■ Brief
Please output the records below in full, exactly as given, but without the images.

■ The data
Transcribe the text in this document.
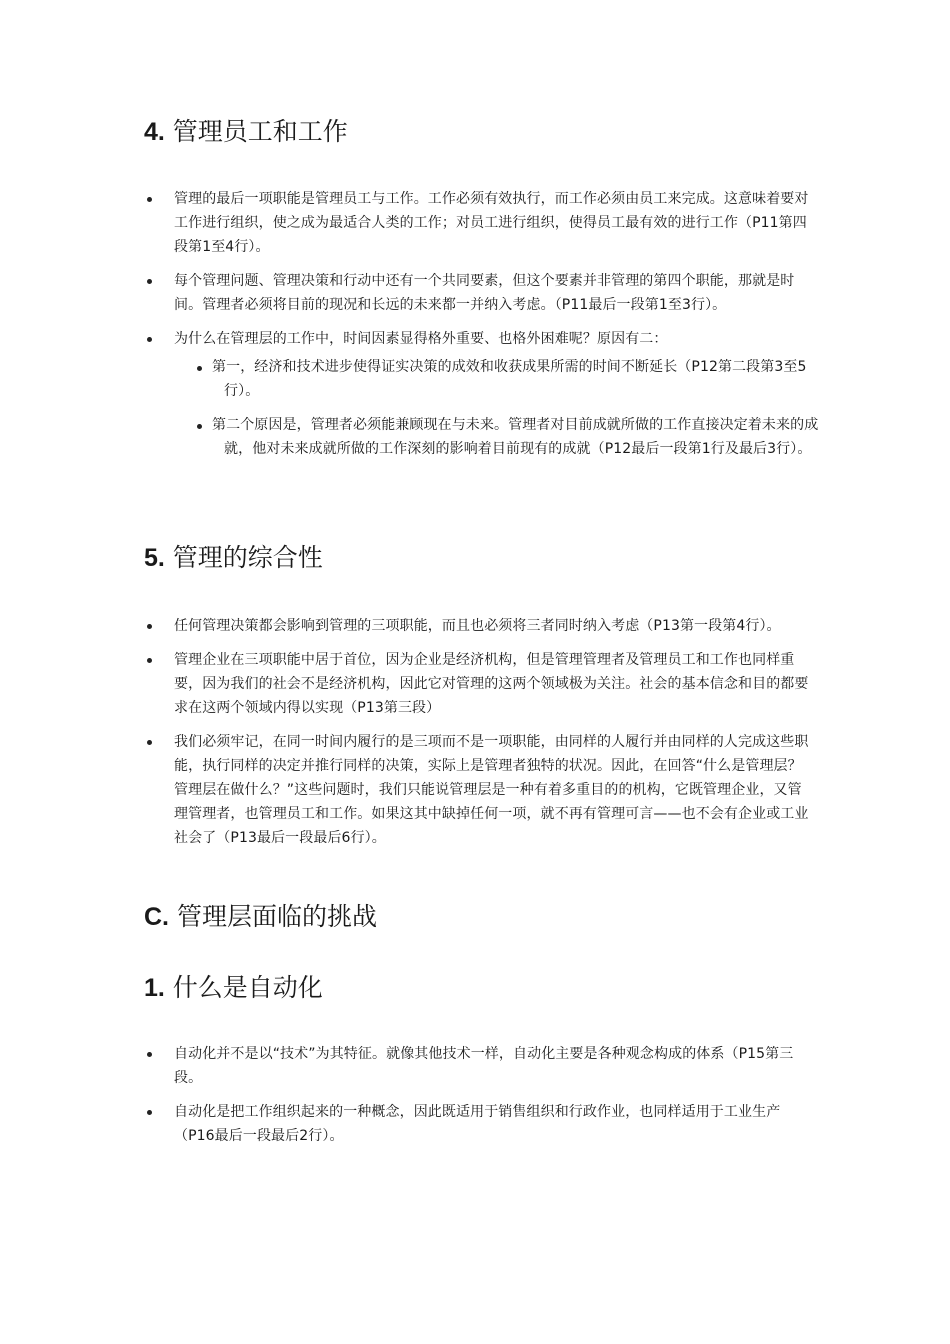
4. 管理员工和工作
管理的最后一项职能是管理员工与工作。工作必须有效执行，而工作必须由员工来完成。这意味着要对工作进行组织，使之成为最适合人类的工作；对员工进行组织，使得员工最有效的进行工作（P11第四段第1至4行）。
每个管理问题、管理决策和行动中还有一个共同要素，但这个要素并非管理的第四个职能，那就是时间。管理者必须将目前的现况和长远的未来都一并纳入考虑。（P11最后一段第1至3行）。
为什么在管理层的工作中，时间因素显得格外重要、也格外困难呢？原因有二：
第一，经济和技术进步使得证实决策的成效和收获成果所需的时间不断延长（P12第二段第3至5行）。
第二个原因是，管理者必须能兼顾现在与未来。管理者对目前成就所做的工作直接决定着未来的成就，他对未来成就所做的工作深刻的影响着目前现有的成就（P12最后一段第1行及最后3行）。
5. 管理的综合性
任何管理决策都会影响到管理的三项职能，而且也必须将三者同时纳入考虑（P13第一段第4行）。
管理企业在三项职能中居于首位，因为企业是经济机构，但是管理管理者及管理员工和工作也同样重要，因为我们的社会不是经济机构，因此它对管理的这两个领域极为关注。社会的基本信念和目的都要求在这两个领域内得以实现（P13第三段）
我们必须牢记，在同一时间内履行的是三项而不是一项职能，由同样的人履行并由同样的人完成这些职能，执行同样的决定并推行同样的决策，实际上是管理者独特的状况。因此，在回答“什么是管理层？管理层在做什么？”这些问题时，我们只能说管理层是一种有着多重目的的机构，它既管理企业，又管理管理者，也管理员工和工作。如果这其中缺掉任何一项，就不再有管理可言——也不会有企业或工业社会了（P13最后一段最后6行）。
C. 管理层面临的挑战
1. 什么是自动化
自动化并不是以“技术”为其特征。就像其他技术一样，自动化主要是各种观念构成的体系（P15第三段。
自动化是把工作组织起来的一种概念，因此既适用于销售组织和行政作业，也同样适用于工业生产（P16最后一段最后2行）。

■ Solution for this exercise
Transcribe the text in this document.
4. 管理员工和工作
管理的最后一项职能是管理员工与工作。工作必须有效执行，而工作必须由员工来完成。这意味着要对工作进行组织，使之成为最适合人类的工作；对员工进行组织，使得员工最有效的进行工作（P11第四段第1至4行）。
每个管理问题、管理决策和行动中还有一个共同要素，但这个要素并非管理的第四个职能，那就是时间。管理者必须将目前的现况和长远的未来都一并纳入考虑。（P11最后一段第1至3行）。
为什么在管理层的工作中，时间因素显得格外重要、也格外困难呢？原因有二：
第一，经济和技术进步使得证实决策的成效和收获成果所需的时间不断延长（P12第二段第3至5行）。
第二个原因是，管理者必须能兼顾现在与未来。管理者对目前成就所做的工作直接决定着未来的成就，他对未来成就所做的工作深刻的影响着目前现有的成就（P12最后一段第1行及最后3行）。
5. 管理的综合性
任何管理决策都会影响到管理的三项职能，而且也必须将三者同时纳入考虑（P13第一段第4行）。
管理企业在三项职能中居于首位，因为企业是经济机构，但是管理管理者及管理员工和工作也同样重要，因为我们的社会不是经济机构，因此它对管理的这两个领域极为关注。社会的基本信念和目的都要求在这两个领域内得以实现（P13第三段）
我们必须牢记，在同一时间内履行的是三项而不是一项职能，由同样的人履行并由同样的人完成这些职能，执行同样的决定并推行同样的决策，实际上是管理者独特的状况。因此，在回答“什么是管理层？管理层在做什么？”这些问题时，我们只能说管理层是一种有着多重目的的机构，它既管理企业，又管理管理者，也管理员工和工作。如果这其中缺掉任何一项，就不再有管理可言——也不会有企业或工业社会了（P13最后一段最后6行）。
C. 管理层面临的挑战
1. 什么是自动化
自动化并不是以“技术”为其特征。就像其他技术一样，自动化主要是各种观念构成的体系（P15第三段。
自动化是把工作组织起来的一种概念，因此既适用于销售组织和行政作业，也同样适用于工业生产（P16最后一段最后2行）。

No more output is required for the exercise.